## WHAT IS EXPECTED
Give back all of the material below line for line, without changing anything, but leave out the pictures.
* Start RECORDS SUPPLIED *
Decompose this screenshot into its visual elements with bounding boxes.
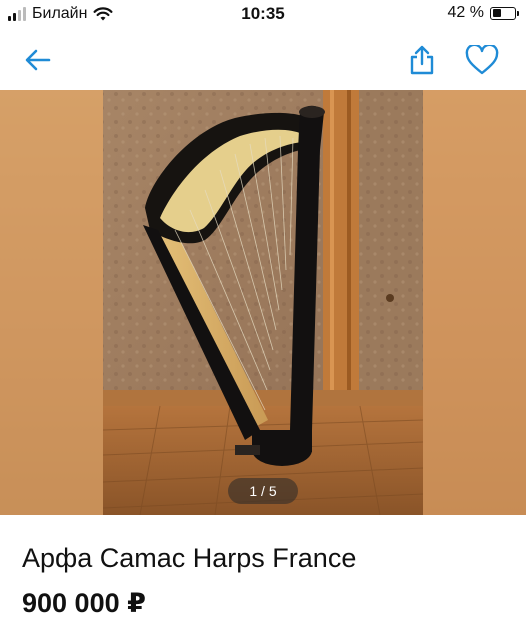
status-bar: Билайн 10:35 42 % [0,0,526,30]
listing-price: 900 000 ₽ [22,588,146,618]
share-icon [410,45,434,75]
gallery-counter: 1 / 5 [228,478,298,504]
battery-percent: 42 % [447,4,484,21]
share-button[interactable] [402,40,442,80]
listing-title: Арфа Camac Harps France [22,543,357,573]
heart-icon [465,45,499,75]
listing-photo [0,90,526,515]
battery-fill [492,9,502,17]
back-button[interactable] [18,40,58,80]
battery-icon [490,6,519,20]
favorite-button[interactable] [462,40,502,80]
photo-gallery[interactable]: 1 / 5 [0,90,526,515]
arrow-left-icon [25,49,51,71]
top-nav [0,30,526,88]
status-right: 42 % [447,4,519,22]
* End RECORDS SUPPLIED *
## COMPLETED EXERCISE
Decompose this screenshot into its visual elements with bounding boxes.
status-bar: Билайн 10:35 42 % [0,0,526,30]
listing-price: 900 000 ₽ [22,588,146,618]
share-icon [410,45,434,75]
gallery-counter: 1 / 5 [228,478,298,504]
battery-percent: 42 % [447,4,484,21]
share-button[interactable] [402,40,442,80]
listing-title: Арфа Camac Harps France [22,543,357,573]
heart-icon [465,45,499,75]
listing-photo [0,90,526,515]
battery-fill [492,9,502,17]
back-button[interactable] [18,40,58,80]
battery-icon [490,6,519,20]
favorite-button[interactable] [462,40,502,80]
photo-gallery[interactable]: 1 / 5 [0,90,526,515]
arrow-left-icon [25,49,51,71]
top-nav [0,30,526,88]
status-right: 42 % [447,4,519,22]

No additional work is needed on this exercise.